╭─ Input data

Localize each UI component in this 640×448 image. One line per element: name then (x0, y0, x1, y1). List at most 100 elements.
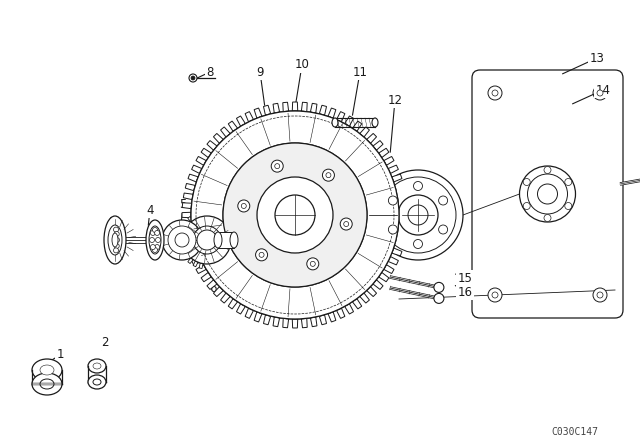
Polygon shape (383, 156, 394, 165)
Text: 10: 10 (294, 59, 309, 72)
Polygon shape (199, 263, 203, 268)
Polygon shape (183, 193, 193, 200)
Text: 6: 6 (209, 281, 217, 294)
Circle shape (113, 227, 118, 232)
Polygon shape (353, 121, 362, 131)
Circle shape (488, 288, 502, 302)
Circle shape (155, 245, 159, 250)
Circle shape (593, 288, 607, 302)
Ellipse shape (214, 232, 222, 248)
Circle shape (564, 178, 572, 185)
Polygon shape (367, 134, 376, 143)
Polygon shape (399, 212, 408, 218)
Circle shape (398, 195, 438, 235)
Text: C030C147: C030C147 (552, 427, 598, 437)
Circle shape (520, 166, 575, 222)
Polygon shape (231, 238, 236, 241)
Polygon shape (184, 221, 189, 226)
Polygon shape (182, 212, 191, 218)
FancyBboxPatch shape (472, 70, 623, 318)
Polygon shape (188, 248, 198, 256)
Circle shape (597, 292, 603, 298)
Polygon shape (344, 304, 353, 314)
Polygon shape (360, 293, 369, 303)
Polygon shape (310, 317, 317, 327)
Polygon shape (398, 203, 408, 209)
Circle shape (275, 195, 315, 235)
Polygon shape (225, 254, 230, 259)
Ellipse shape (108, 225, 122, 255)
Circle shape (323, 169, 335, 181)
Polygon shape (254, 108, 262, 118)
Text: 4: 4 (147, 203, 154, 216)
Circle shape (438, 225, 447, 234)
Polygon shape (337, 308, 345, 319)
Polygon shape (228, 249, 234, 254)
Circle shape (193, 226, 221, 254)
Circle shape (271, 160, 284, 172)
Polygon shape (193, 261, 198, 267)
Polygon shape (388, 165, 398, 173)
Polygon shape (214, 287, 223, 297)
Polygon shape (180, 226, 186, 231)
Ellipse shape (332, 118, 338, 127)
Polygon shape (273, 103, 280, 113)
Polygon shape (191, 256, 202, 265)
Polygon shape (373, 280, 383, 289)
Polygon shape (207, 141, 217, 150)
Polygon shape (328, 312, 336, 322)
Polygon shape (283, 102, 289, 112)
Ellipse shape (112, 233, 118, 247)
Circle shape (373, 170, 463, 260)
Circle shape (413, 240, 422, 249)
Circle shape (172, 92, 418, 338)
Circle shape (538, 184, 557, 204)
Polygon shape (228, 121, 237, 131)
Polygon shape (183, 230, 193, 237)
Circle shape (257, 177, 333, 253)
Polygon shape (395, 239, 404, 246)
Polygon shape (196, 265, 206, 274)
Polygon shape (188, 174, 198, 182)
Polygon shape (230, 244, 236, 248)
Circle shape (223, 143, 367, 287)
Circle shape (388, 225, 397, 234)
Polygon shape (216, 261, 221, 267)
Circle shape (115, 237, 120, 242)
Polygon shape (201, 272, 211, 282)
Polygon shape (188, 216, 193, 222)
Circle shape (524, 202, 530, 210)
Circle shape (241, 203, 246, 208)
Polygon shape (383, 265, 394, 274)
Ellipse shape (40, 379, 54, 389)
Circle shape (527, 174, 568, 214)
Polygon shape (214, 134, 223, 143)
Circle shape (156, 237, 161, 242)
Polygon shape (397, 193, 406, 200)
Circle shape (114, 244, 119, 249)
Circle shape (191, 76, 195, 80)
Polygon shape (360, 127, 369, 137)
Polygon shape (185, 239, 195, 246)
Circle shape (197, 230, 217, 250)
Polygon shape (205, 211, 209, 216)
Circle shape (310, 261, 316, 267)
Circle shape (597, 90, 603, 96)
Polygon shape (225, 221, 230, 226)
Circle shape (488, 86, 502, 100)
Polygon shape (216, 213, 221, 219)
Polygon shape (211, 211, 215, 217)
Text: 12: 12 (387, 94, 403, 107)
Circle shape (326, 172, 331, 178)
Polygon shape (353, 299, 362, 309)
Circle shape (162, 220, 202, 260)
Circle shape (380, 177, 456, 253)
Text: 3: 3 (108, 215, 116, 228)
Ellipse shape (88, 359, 106, 373)
Circle shape (438, 196, 447, 205)
Text: 11: 11 (353, 65, 367, 78)
Polygon shape (392, 174, 402, 182)
Polygon shape (184, 254, 189, 259)
Circle shape (255, 249, 268, 261)
Circle shape (524, 178, 530, 185)
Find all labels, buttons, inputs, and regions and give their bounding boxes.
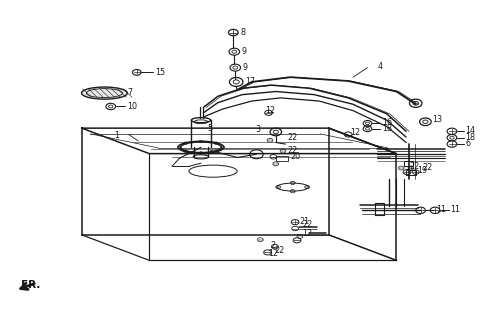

╰─

Task description
Quote the lines from the one containing "Polygon shape (383, 156, 394, 165)" through the one containing "Polygon shape (353, 121, 362, 131)", inclusive.

Task output
Polygon shape (383, 156, 394, 165)
Text: 10: 10 (294, 59, 309, 72)
Polygon shape (199, 263, 203, 268)
Polygon shape (183, 193, 193, 200)
Text: 6: 6 (209, 281, 217, 294)
Circle shape (113, 227, 118, 232)
Polygon shape (353, 121, 362, 131)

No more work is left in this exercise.